(Items listed in a dataset)
= = =
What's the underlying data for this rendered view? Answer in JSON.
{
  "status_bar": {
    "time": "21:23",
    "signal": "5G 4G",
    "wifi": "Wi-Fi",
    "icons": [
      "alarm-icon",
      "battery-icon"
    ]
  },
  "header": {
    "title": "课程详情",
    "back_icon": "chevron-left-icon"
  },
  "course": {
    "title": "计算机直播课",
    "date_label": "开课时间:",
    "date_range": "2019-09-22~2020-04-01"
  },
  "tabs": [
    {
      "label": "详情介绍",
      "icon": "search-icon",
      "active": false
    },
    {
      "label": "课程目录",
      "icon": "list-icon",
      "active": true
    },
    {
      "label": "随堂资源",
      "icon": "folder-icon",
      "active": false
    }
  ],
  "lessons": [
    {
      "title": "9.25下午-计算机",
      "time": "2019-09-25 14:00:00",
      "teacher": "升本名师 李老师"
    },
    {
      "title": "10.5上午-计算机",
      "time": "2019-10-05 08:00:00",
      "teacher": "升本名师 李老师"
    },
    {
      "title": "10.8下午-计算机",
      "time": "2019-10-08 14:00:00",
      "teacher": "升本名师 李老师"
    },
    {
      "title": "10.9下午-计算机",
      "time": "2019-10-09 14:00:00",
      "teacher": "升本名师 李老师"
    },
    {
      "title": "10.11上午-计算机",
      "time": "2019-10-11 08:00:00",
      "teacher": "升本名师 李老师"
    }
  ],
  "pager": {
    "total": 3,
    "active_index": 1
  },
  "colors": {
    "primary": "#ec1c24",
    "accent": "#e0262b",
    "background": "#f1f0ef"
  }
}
= = =
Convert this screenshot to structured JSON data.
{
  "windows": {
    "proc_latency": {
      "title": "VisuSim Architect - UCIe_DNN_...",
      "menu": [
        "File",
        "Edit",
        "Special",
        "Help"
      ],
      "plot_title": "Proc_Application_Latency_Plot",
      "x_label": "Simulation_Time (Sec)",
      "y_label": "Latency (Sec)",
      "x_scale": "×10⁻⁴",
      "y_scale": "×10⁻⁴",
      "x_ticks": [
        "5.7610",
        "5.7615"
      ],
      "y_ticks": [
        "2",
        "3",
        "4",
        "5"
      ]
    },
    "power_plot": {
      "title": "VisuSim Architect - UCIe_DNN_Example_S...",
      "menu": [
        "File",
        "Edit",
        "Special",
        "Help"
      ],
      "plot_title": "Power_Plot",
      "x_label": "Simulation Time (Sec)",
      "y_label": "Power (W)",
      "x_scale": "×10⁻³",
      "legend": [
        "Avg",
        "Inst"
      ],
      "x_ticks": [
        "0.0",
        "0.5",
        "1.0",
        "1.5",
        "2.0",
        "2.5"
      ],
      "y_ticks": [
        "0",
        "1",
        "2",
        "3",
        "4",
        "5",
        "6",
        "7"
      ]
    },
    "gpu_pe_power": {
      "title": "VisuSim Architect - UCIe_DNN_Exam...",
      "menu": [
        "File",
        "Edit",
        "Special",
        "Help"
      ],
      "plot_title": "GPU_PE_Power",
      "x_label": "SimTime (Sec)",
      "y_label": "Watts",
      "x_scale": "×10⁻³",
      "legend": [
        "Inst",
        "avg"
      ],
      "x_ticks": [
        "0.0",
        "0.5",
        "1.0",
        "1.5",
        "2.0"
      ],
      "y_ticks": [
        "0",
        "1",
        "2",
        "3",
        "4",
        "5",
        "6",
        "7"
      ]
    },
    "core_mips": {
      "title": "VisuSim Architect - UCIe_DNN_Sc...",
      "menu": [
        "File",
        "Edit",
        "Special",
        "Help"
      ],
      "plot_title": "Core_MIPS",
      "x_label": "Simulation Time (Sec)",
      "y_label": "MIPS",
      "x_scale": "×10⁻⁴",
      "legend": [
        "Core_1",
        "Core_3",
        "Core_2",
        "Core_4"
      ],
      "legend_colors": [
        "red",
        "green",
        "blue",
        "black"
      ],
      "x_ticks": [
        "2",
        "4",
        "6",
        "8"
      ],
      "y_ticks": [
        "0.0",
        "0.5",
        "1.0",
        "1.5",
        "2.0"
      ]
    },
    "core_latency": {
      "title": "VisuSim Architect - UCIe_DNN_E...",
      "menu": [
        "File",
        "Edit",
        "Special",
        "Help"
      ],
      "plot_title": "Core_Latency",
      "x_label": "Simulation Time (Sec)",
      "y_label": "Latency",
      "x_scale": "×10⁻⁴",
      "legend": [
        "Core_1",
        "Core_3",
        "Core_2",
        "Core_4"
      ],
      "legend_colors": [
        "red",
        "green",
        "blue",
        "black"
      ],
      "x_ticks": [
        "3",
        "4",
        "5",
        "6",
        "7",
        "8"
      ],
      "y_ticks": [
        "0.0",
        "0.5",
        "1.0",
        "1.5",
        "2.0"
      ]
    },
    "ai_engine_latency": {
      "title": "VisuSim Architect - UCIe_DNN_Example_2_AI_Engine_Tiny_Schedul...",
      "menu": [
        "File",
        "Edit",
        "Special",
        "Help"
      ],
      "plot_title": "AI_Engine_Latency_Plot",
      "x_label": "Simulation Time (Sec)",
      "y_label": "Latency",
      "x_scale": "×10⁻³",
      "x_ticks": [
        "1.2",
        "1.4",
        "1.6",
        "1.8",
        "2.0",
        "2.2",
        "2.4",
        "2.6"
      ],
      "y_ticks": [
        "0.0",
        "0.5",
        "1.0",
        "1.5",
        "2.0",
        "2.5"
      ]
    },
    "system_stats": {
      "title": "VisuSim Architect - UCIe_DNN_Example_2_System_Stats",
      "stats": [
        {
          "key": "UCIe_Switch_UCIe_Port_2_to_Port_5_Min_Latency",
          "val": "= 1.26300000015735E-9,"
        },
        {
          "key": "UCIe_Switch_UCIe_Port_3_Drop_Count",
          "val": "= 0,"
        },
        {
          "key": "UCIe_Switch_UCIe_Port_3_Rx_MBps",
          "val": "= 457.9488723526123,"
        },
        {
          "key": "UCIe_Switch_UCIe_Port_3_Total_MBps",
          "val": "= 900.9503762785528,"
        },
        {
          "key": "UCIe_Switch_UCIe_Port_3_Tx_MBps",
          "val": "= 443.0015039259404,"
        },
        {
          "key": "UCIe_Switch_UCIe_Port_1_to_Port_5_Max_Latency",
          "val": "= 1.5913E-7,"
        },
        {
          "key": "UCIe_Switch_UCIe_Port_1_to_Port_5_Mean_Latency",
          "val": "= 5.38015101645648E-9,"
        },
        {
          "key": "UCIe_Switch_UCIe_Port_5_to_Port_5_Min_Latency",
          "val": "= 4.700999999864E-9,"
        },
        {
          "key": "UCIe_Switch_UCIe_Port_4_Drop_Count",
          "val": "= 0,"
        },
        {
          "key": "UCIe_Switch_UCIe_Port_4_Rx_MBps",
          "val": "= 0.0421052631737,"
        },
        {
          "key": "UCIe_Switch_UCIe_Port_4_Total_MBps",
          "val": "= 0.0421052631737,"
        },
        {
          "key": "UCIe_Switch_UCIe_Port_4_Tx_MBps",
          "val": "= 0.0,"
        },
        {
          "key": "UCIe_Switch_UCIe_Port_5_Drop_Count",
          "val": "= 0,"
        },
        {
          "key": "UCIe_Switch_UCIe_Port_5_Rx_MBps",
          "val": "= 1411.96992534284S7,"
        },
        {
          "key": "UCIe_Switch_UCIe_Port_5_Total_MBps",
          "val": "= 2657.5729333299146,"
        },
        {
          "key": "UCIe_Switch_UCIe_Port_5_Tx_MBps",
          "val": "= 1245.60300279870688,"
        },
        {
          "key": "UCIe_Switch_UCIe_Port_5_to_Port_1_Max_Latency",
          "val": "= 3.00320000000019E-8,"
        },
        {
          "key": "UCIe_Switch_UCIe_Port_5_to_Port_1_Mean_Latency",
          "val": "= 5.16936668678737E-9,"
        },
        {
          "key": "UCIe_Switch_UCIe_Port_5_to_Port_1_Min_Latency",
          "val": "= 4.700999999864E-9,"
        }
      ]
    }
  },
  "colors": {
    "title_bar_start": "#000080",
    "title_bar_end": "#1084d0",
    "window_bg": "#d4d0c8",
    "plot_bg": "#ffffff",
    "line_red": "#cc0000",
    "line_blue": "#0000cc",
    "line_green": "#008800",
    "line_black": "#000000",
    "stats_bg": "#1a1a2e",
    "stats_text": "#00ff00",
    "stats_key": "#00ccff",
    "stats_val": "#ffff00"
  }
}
= = =
Display every line of the listing that contains the string "JSON".

▶ [THE SOLUTION]:
What's the underlying data for this rendered view? Answer in JSON.
Convert this screenshot to structured JSON data.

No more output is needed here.